Saved entries.
════════════════
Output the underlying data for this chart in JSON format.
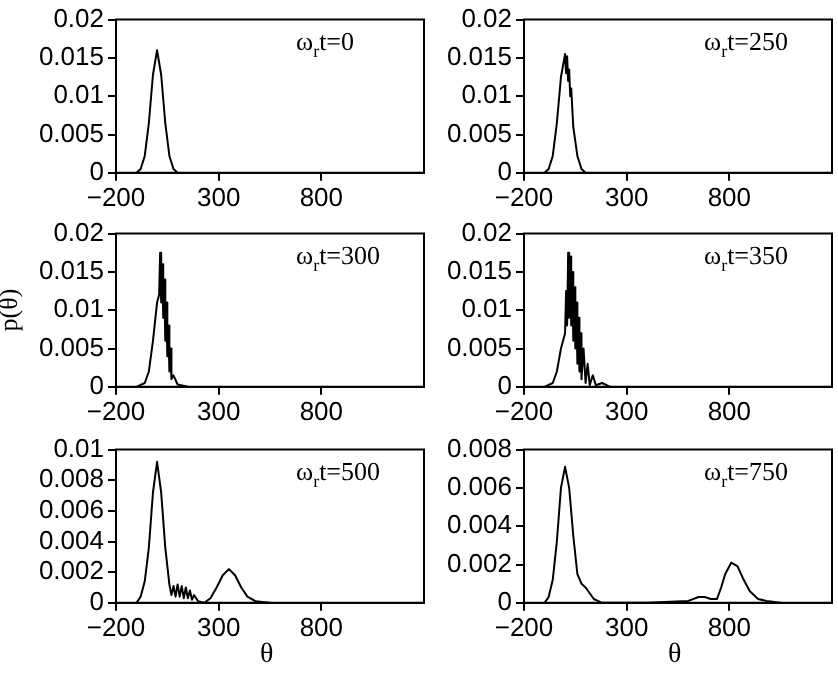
{
  "chart_data": [
    {
      "type": "line",
      "annotations": [
        "ω$_{r}$t=0"
      ],
      "x": [
        -100,
        -80,
        -60,
        -40,
        -20,
        0,
        20,
        40,
        60,
        80,
        100
      ],
      "series": [
        {
          "color": "#000000",
          "values": [
            0,
            0.0005,
            0.0022,
            0.0065,
            0.0128,
            0.016,
            0.0128,
            0.0065,
            0.0022,
            0.0005,
            0
          ]
        }
      ],
      "xlim": [
        -200,
        1300
      ],
      "xticks": [
        -200,
        300,
        800
      ],
      "ylim": [
        0,
        0.02
      ],
      "yticks": [
        0,
        0.005,
        0.01,
        0.015,
        0.02
      ],
      "grid": false,
      "legend": false,
      "marker": "none"
    },
    {
      "type": "line",
      "annotations": [
        "ω$_{r}$t=250"
      ],
      "x": [
        -100,
        -80,
        -60,
        -40,
        -20,
        0,
        5,
        10,
        15,
        20,
        25,
        30,
        40,
        60,
        80,
        100
      ],
      "series": [
        {
          "color": "#000000",
          "values": [
            0,
            0.0005,
            0.0022,
            0.0065,
            0.0125,
            0.0155,
            0.013,
            0.0152,
            0.012,
            0.0135,
            0.01,
            0.011,
            0.006,
            0.0022,
            0.0005,
            0
          ]
        }
      ],
      "xlim": [
        -200,
        1300
      ],
      "xticks": [
        -200,
        300,
        800
      ],
      "ylim": [
        0,
        0.02
      ],
      "yticks": [
        0,
        0.005,
        0.01,
        0.015,
        0.02
      ],
      "grid": false,
      "legend": false,
      "marker": "none"
    },
    {
      "type": "line",
      "annotations": [
        "ω$_{r}$t=300"
      ],
      "x": [
        -100,
        -60,
        -40,
        -20,
        0,
        10,
        15,
        20,
        25,
        30,
        35,
        40,
        45,
        50,
        55,
        60,
        65,
        70,
        80,
        100,
        150
      ],
      "series": [
        {
          "color": "#000000",
          "values": [
            0,
            0.0005,
            0.002,
            0.006,
            0.011,
            0.012,
            0.0175,
            0.011,
            0.016,
            0.009,
            0.014,
            0.006,
            0.011,
            0.004,
            0.008,
            0.002,
            0.005,
            0.001,
            0.0015,
            0.0003,
            0
          ]
        }
      ],
      "xlim": [
        -200,
        1300
      ],
      "xticks": [
        -200,
        300,
        800
      ],
      "ylim": [
        0,
        0.02
      ],
      "yticks": [
        0,
        0.005,
        0.01,
        0.015,
        0.02
      ],
      "ylabel": "p(θ)",
      "grid": false,
      "legend": false,
      "marker": "none"
    },
    {
      "type": "line",
      "annotations": [
        "ω$_{r}$t=350"
      ],
      "x": [
        -100,
        -60,
        -40,
        -20,
        0,
        5,
        10,
        15,
        20,
        25,
        30,
        35,
        40,
        45,
        50,
        55,
        60,
        65,
        70,
        75,
        80,
        90,
        100,
        110,
        120,
        135,
        150,
        180,
        220
      ],
      "series": [
        {
          "color": "#000000",
          "values": [
            0,
            0.0005,
            0.002,
            0.005,
            0.007,
            0.0125,
            0.008,
            0.0175,
            0.009,
            0.017,
            0.008,
            0.015,
            0.006,
            0.013,
            0.005,
            0.011,
            0.003,
            0.009,
            0.002,
            0.007,
            0.001,
            0.005,
            0.0005,
            0.003,
            0.0002,
            0.0015,
            0.0002,
            0.0005,
            0
          ]
        }
      ],
      "xlim": [
        -200,
        1300
      ],
      "xticks": [
        -200,
        300,
        800
      ],
      "ylim": [
        0,
        0.02
      ],
      "yticks": [
        0,
        0.005,
        0.01,
        0.015,
        0.02
      ],
      "grid": false,
      "legend": false,
      "marker": "none"
    },
    {
      "type": "line",
      "annotations": [
        "ω$_{r}$t=500"
      ],
      "xlabel": "θ",
      "x": [
        -100,
        -80,
        -60,
        -40,
        -20,
        0,
        20,
        40,
        60,
        70,
        80,
        90,
        100,
        110,
        120,
        130,
        140,
        150,
        160,
        170,
        180,
        200,
        230,
        260,
        290,
        320,
        350,
        380,
        410,
        440,
        480,
        550
      ],
      "series": [
        {
          "color": "#000000",
          "values": [
            0,
            0.0004,
            0.0014,
            0.0036,
            0.0072,
            0.0092,
            0.0072,
            0.0036,
            0.0012,
            0.0005,
            0.0011,
            0.0004,
            0.0012,
            0.0004,
            0.0011,
            0.0003,
            0.001,
            0.0003,
            0.0008,
            0.0002,
            0.0005,
            0.0001,
            0,
            0.0003,
            0.001,
            0.0018,
            0.0022,
            0.0018,
            0.001,
            0.0004,
            0.0001,
            0
          ]
        }
      ],
      "xlim": [
        -200,
        1300
      ],
      "xticks": [
        -200,
        300,
        800
      ],
      "ylim": [
        0,
        0.01
      ],
      "yticks": [
        0,
        0.002,
        0.004,
        0.006,
        0.008,
        0.01
      ],
      "grid": false,
      "legend": false,
      "marker": "none"
    },
    {
      "type": "line",
      "annotations": [
        "ω$_{r}$t=750"
      ],
      "xlabel": "θ",
      "x": [
        -100,
        -80,
        -60,
        -40,
        -20,
        0,
        20,
        40,
        60,
        80,
        100,
        120,
        140,
        180,
        250,
        400,
        600,
        650,
        680,
        710,
        740,
        760,
        780,
        810,
        840,
        870,
        900,
        940,
        980,
        1050
      ],
      "series": [
        {
          "color": "#000000",
          "values": [
            0,
            0.0003,
            0.0012,
            0.0032,
            0.006,
            0.0071,
            0.006,
            0.0035,
            0.0015,
            0.001,
            0.0008,
            0.0005,
            0.0002,
            0,
            0,
            0,
            0.0001,
            0.0003,
            0.0003,
            0.0002,
            0.0002,
            0.0008,
            0.0015,
            0.0021,
            0.0019,
            0.0012,
            0.0006,
            0.0002,
            0.0001,
            0
          ]
        }
      ],
      "xlim": [
        -200,
        1300
      ],
      "xticks": [
        -200,
        300,
        800
      ],
      "ylim": [
        0,
        0.008
      ],
      "yticks": [
        0,
        0.002,
        0.004,
        0.006,
        0.008
      ],
      "grid": false,
      "legend": false,
      "marker": "none"
    }
  ]
}
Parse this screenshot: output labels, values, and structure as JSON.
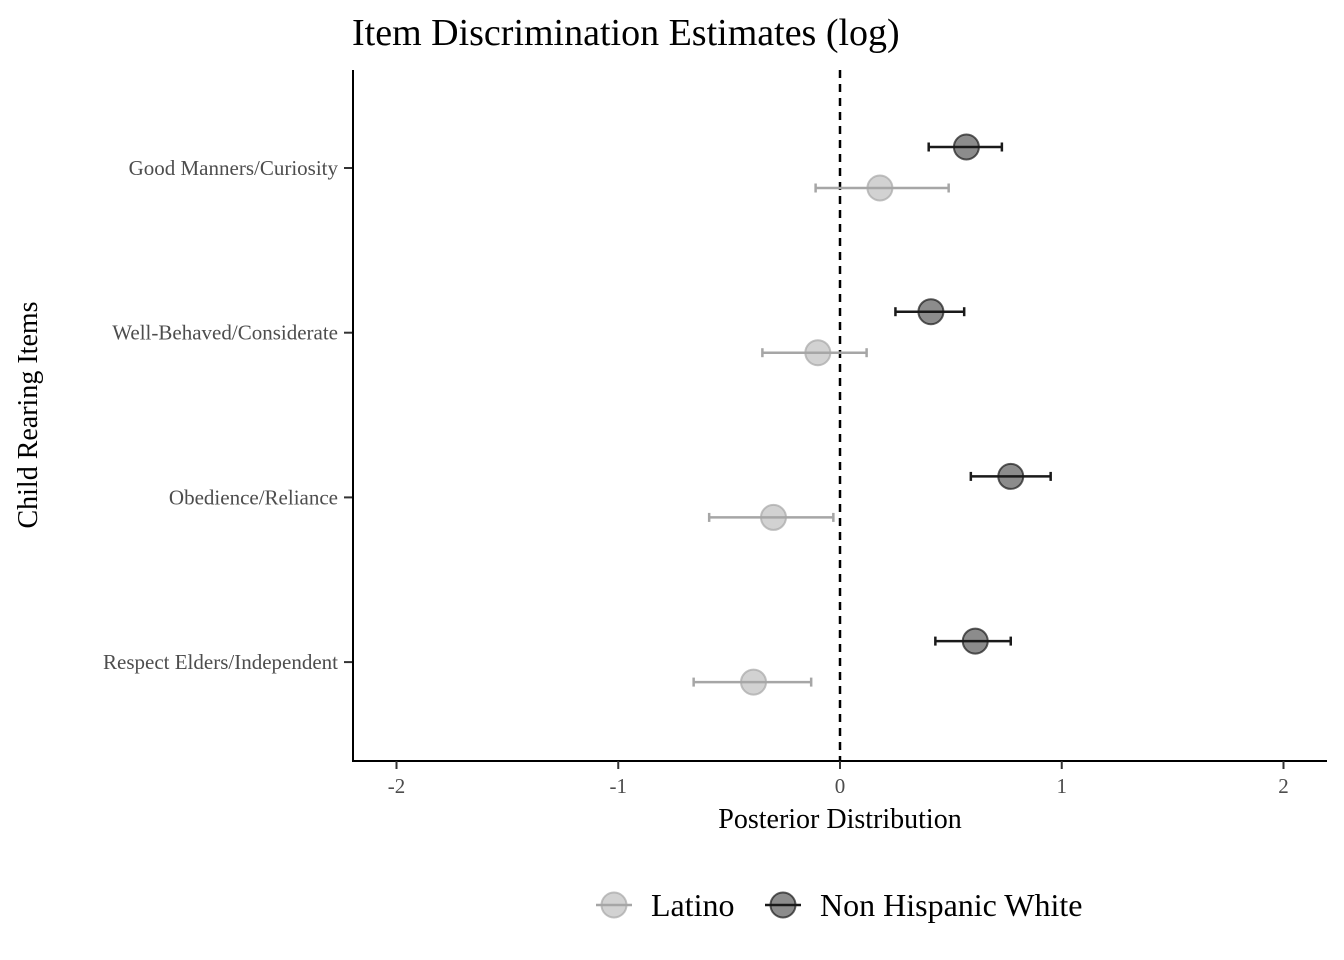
════════════════
Problem.
Without the pictures, copy the material exactly as given.

Output below.
Output the underlying data for this chart in JSON format.
{
  "chart_data": [
    {
      "type": "line",
      "annotations": [
        "ω$_{r}$t=0"
      ],
      "x": [
        -100,
        -80,
        -60,
        -40,
        -20,
        0,
        20,
        40,
        60,
        80,
        100
      ],
      "series": [
        {
          "color": "#000000",
          "values": [
            0,
            0.0005,
            0.0022,
            0.0065,
            0.0128,
            0.016,
            0.0128,
            0.0065,
            0.0022,
            0.0005,
            0
          ]
        }
      ],
      "xlim": [
        -200,
        1300
      ],
      "xticks": [
        -200,
        300,
        800
      ],
      "ylim": [
        0,
        0.02
      ],
      "yticks": [
        0,
        0.005,
        0.01,
        0.015,
        0.02
      ],
      "grid": false,
      "legend": false,
      "marker": "none"
    },
    {
      "type": "line",
      "annotations": [
        "ω$_{r}$t=250"
      ],
      "x": [
        -100,
        -80,
        -60,
        -40,
        -20,
        0,
        5,
        10,
        15,
        20,
        25,
        30,
        40,
        60,
        80,
        100
      ],
      "series": [
        {
          "color": "#000000",
          "values": [
            0,
            0.0005,
            0.0022,
            0.0065,
            0.0125,
            0.0155,
            0.013,
            0.0152,
            0.012,
            0.0135,
            0.01,
            0.011,
            0.006,
            0.0022,
            0.0005,
            0
          ]
        }
      ],
      "xlim": [
        -200,
        1300
      ],
      "xticks": [
        -200,
        300,
        800
      ],
      "ylim": [
        0,
        0.02
      ],
      "yticks": [
        0,
        0.005,
        0.01,
        0.015,
        0.02
      ],
      "grid": false,
      "legend": false,
      "marker": "none"
    },
    {
      "type": "line",
      "annotations": [
        "ω$_{r}$t=300"
      ],
      "x": [
        -100,
        -60,
        -40,
        -20,
        0,
        10,
        15,
        20,
        25,
        30,
        35,
        40,
        45,
        50,
        55,
        60,
        65,
        70,
        80,
        100,
        150
      ],
      "series": [
        {
          "color": "#000000",
          "values": [
            0,
            0.0005,
            0.002,
            0.006,
            0.011,
            0.012,
            0.0175,
            0.011,
            0.016,
            0.009,
            0.014,
            0.006,
            0.011,
            0.004,
            0.008,
            0.002,
            0.005,
            0.001,
            0.0015,
            0.0003,
            0
          ]
        }
      ],
      "xlim": [
        -200,
        1300
      ],
      "xticks": [
        -200,
        300,
        800
      ],
      "ylim": [
        0,
        0.02
      ],
      "yticks": [
        0,
        0.005,
        0.01,
        0.015,
        0.02
      ],
      "ylabel": "p(θ)",
      "grid": false,
      "legend": false,
      "marker": "none"
    },
    {
      "type": "line",
      "annotations": [
        "ω$_{r}$t=350"
      ],
      "x": [
        -100,
        -60,
        -40,
        -20,
        0,
        5,
        10,
        15,
        20,
        25,
        30,
        35,
        40,
        45,
        50,
        55,
        60,
        65,
        70,
        75,
        80,
        90,
        100,
        110,
        120,
        135,
        150,
        180,
        220
      ],
      "series": [
        {
          "color": "#000000",
          "values": [
            0,
            0.0005,
            0.002,
            0.005,
            0.007,
            0.0125,
            0.008,
            0.0175,
            0.009,
            0.017,
            0.008,
            0.015,
            0.006,
            0.013,
            0.005,
            0.011,
            0.003,
            0.009,
            0.002,
            0.007,
            0.001,
            0.005,
            0.0005,
            0.003,
            0.0002,
            0.0015,
            0.0002,
            0.0005,
            0
          ]
        }
      ],
      "xlim": [
        -200,
        1300
      ],
      "xticks": [
        -200,
        300,
        800
      ],
      "ylim": [
        0,
        0.02
      ],
      "yticks": [
        0,
        0.005,
        0.01,
        0.015,
        0.02
      ],
      "grid": false,
      "legend": false,
      "marker": "none"
    },
    {
      "type": "line",
      "annotations": [
        "ω$_{r}$t=500"
      ],
      "xlabel": "θ",
      "x": [
        -100,
        -80,
        -60,
        -40,
        -20,
        0,
        20,
        40,
        60,
        70,
        80,
        90,
        100,
        110,
        120,
        130,
        140,
        150,
        160,
        170,
        180,
        200,
        230,
        260,
        290,
        320,
        350,
        380,
        410,
        440,
        480,
        550
      ],
      "series": [
        {
          "color": "#000000",
          "values": [
            0,
            0.0004,
            0.0014,
            0.0036,
            0.0072,
            0.0092,
            0.0072,
            0.0036,
            0.0012,
            0.0005,
            0.0011,
            0.0004,
            0.0012,
            0.0004,
            0.0011,
            0.0003,
            0.001,
            0.0003,
            0.0008,
            0.0002,
            0.0005,
            0.0001,
            0,
            0.0003,
            0.001,
            0.0018,
            0.0022,
            0.0018,
            0.001,
            0.0004,
            0.0001,
            0
          ]
        }
      ],
      "xlim": [
        -200,
        1300
      ],
      "xticks": [
        -200,
        300,
        800
      ],
      "ylim": [
        0,
        0.01
      ],
      "yticks": [
        0,
        0.002,
        0.004,
        0.006,
        0.008,
        0.01
      ],
      "grid": false,
      "legend": false,
      "marker": "none"
    },
    {
      "type": "line",
      "annotations": [
        "ω$_{r}$t=750"
      ],
      "xlabel": "θ",
      "x": [
        -100,
        -80,
        -60,
        -40,
        -20,
        0,
        20,
        40,
        60,
        80,
        100,
        120,
        140,
        180,
        250,
        400,
        600,
        650,
        680,
        710,
        740,
        760,
        780,
        810,
        840,
        870,
        900,
        940,
        980,
        1050
      ],
      "series": [
        {
          "color": "#000000",
          "values": [
            0,
            0.0003,
            0.0012,
            0.0032,
            0.006,
            0.0071,
            0.006,
            0.0035,
            0.0015,
            0.001,
            0.0008,
            0.0005,
            0.0002,
            0,
            0,
            0,
            0.0001,
            0.0003,
            0.0003,
            0.0002,
            0.0002,
            0.0008,
            0.0015,
            0.0021,
            0.0019,
            0.0012,
            0.0006,
            0.0002,
            0.0001,
            0
          ]
        }
      ],
      "xlim": [
        -200,
        1300
      ],
      "xticks": [
        -200,
        300,
        800
      ],
      "ylim": [
        0,
        0.008
      ],
      "yticks": [
        0,
        0.002,
        0.004,
        0.006,
        0.008
      ],
      "grid": false,
      "legend": false,
      "marker": "none"
    }
  ]
}
Parse this screenshot: output labels, values, and structure as JSON.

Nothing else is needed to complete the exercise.